Retype the material that follows, keeping every word as it is.

▶ _Stored data_:

..........

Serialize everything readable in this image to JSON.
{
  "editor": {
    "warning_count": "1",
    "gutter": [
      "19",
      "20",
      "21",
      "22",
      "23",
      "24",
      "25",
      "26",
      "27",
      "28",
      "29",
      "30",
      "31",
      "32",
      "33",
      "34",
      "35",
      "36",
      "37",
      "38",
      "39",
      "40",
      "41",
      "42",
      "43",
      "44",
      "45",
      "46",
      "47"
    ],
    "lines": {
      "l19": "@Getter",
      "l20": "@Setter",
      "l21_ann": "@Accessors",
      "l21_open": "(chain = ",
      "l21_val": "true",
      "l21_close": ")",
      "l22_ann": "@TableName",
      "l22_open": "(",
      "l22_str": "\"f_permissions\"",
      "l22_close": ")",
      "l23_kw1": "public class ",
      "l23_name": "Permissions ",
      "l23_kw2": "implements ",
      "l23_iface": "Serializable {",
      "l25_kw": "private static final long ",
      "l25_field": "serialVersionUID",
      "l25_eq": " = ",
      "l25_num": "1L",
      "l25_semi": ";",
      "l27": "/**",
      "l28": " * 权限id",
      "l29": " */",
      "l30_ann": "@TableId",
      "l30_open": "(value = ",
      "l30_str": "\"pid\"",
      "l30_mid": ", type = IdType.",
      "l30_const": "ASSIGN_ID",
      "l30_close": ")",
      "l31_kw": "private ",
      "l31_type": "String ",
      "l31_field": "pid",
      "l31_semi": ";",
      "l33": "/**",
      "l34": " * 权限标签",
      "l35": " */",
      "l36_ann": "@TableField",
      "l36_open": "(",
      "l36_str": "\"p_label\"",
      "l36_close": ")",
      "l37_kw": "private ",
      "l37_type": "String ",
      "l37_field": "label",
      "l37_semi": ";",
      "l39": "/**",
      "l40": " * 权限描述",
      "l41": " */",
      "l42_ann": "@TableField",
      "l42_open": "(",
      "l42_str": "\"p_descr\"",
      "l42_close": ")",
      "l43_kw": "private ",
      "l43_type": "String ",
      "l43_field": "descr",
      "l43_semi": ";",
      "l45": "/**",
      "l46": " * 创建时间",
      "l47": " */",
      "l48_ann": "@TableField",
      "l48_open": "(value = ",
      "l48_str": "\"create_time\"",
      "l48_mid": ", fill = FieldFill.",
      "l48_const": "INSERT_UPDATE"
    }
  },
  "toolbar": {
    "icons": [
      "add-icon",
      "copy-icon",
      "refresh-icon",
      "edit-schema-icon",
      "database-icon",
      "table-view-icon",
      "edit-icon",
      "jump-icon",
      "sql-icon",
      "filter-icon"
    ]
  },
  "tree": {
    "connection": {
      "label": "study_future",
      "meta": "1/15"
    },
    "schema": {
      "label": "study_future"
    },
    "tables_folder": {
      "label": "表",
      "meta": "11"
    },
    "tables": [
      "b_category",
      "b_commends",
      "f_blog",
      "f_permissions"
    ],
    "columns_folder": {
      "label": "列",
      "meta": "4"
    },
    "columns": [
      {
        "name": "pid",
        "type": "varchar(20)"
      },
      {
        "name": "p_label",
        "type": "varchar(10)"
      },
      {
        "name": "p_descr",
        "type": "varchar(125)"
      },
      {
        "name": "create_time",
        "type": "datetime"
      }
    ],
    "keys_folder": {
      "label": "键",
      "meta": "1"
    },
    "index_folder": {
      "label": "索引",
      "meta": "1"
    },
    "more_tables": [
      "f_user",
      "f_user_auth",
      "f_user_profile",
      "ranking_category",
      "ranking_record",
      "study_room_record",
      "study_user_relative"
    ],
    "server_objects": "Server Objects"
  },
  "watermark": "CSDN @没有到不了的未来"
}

..........

▶ _Answer to the exercise_:
Serialize everything readable in this image to JSON.
{
  "editor": {
    "warning_count": "1",
    "gutter": [
      "19",
      "20",
      "21",
      "22",
      "23",
      "24",
      "25",
      "26",
      "27",
      "28",
      "29",
      "30",
      "31",
      "32",
      "33",
      "34",
      "35",
      "36",
      "37",
      "38",
      "39",
      "40",
      "41",
      "42",
      "43",
      "44",
      "45",
      "46",
      "47"
    ],
    "lines": {
      "l19": "@Getter",
      "l20": "@Setter",
      "l21_ann": "@Accessors",
      "l21_open": "(chain = ",
      "l21_val": "true",
      "l21_close": ")",
      "l22_ann": "@TableName",
      "l22_open": "(",
      "l22_str": "\"f_permissions\"",
      "l22_close": ")",
      "l23_kw1": "public class ",
      "l23_name": "Permissions ",
      "l23_kw2": "implements ",
      "l23_iface": "Serializable {",
      "l25_kw": "private static final long ",
      "l25_field": "serialVersionUID",
      "l25_eq": " = ",
      "l25_num": "1L",
      "l25_semi": ";",
      "l27": "/**",
      "l28": " * 权限id",
      "l29": " */",
      "l30_ann": "@TableId",
      "l30_open": "(value = ",
      "l30_str": "\"pid\"",
      "l30_mid": ", type = IdType.",
      "l30_const": "ASSIGN_ID",
      "l30_close": ")",
      "l31_kw": "private ",
      "l31_type": "String ",
      "l31_field": "pid",
      "l31_semi": ";",
      "l33": "/**",
      "l34": " * 权限标签",
      "l35": " */",
      "l36_ann": "@TableField",
      "l36_open": "(",
      "l36_str": "\"p_label\"",
      "l36_close": ")",
      "l37_kw": "private ",
      "l37_type": "String ",
      "l37_field": "label",
      "l37_semi": ";",
      "l39": "/**",
      "l40": " * 权限描述",
      "l41": " */",
      "l42_ann": "@TableField",
      "l42_open": "(",
      "l42_str": "\"p_descr\"",
      "l42_close": ")",
      "l43_kw": "private ",
      "l43_type": "String ",
      "l43_field": "descr",
      "l43_semi": ";",
      "l45": "/**",
      "l46": " * 创建时间",
      "l47": " */",
      "l48_ann": "@TableField",
      "l48_open": "(value = ",
      "l48_str": "\"create_time\"",
      "l48_mid": ", fill = FieldFill.",
      "l48_const": "INSERT_UPDATE"
    }
  },
  "toolbar": {
    "icons": [
      "add-icon",
      "copy-icon",
      "refresh-icon",
      "edit-schema-icon",
      "database-icon",
      "table-view-icon",
      "edit-icon",
      "jump-icon",
      "sql-icon",
      "filter-icon"
    ]
  },
  "tree": {
    "connection": {
      "label": "study_future",
      "meta": "1/15"
    },
    "schema": {
      "label": "study_future"
    },
    "tables_folder": {
      "label": "表",
      "meta": "11"
    },
    "tables": [
      "b_category",
      "b_commends",
      "f_blog",
      "f_permissions"
    ],
    "columns_folder": {
      "label": "列",
      "meta": "4"
    },
    "columns": [
      {
        "name": "pid",
        "type": "varchar(20)"
      },
      {
        "name": "p_label",
        "type": "varchar(10)"
      },
      {
        "name": "p_descr",
        "type": "varchar(125)"
      },
      {
        "name": "create_time",
        "type": "datetime"
      }
    ],
    "keys_folder": {
      "label": "键",
      "meta": "1"
    },
    "index_folder": {
      "label": "索引",
      "meta": "1"
    },
    "more_tables": [
      "f_user",
      "f_user_auth",
      "f_user_profile",
      "ranking_category",
      "ranking_record",
      "study_room_record",
      "study_user_relative"
    ],
    "server_objects": "Server Objects"
  },
  "watermark": "CSDN @没有到不了的未来"
}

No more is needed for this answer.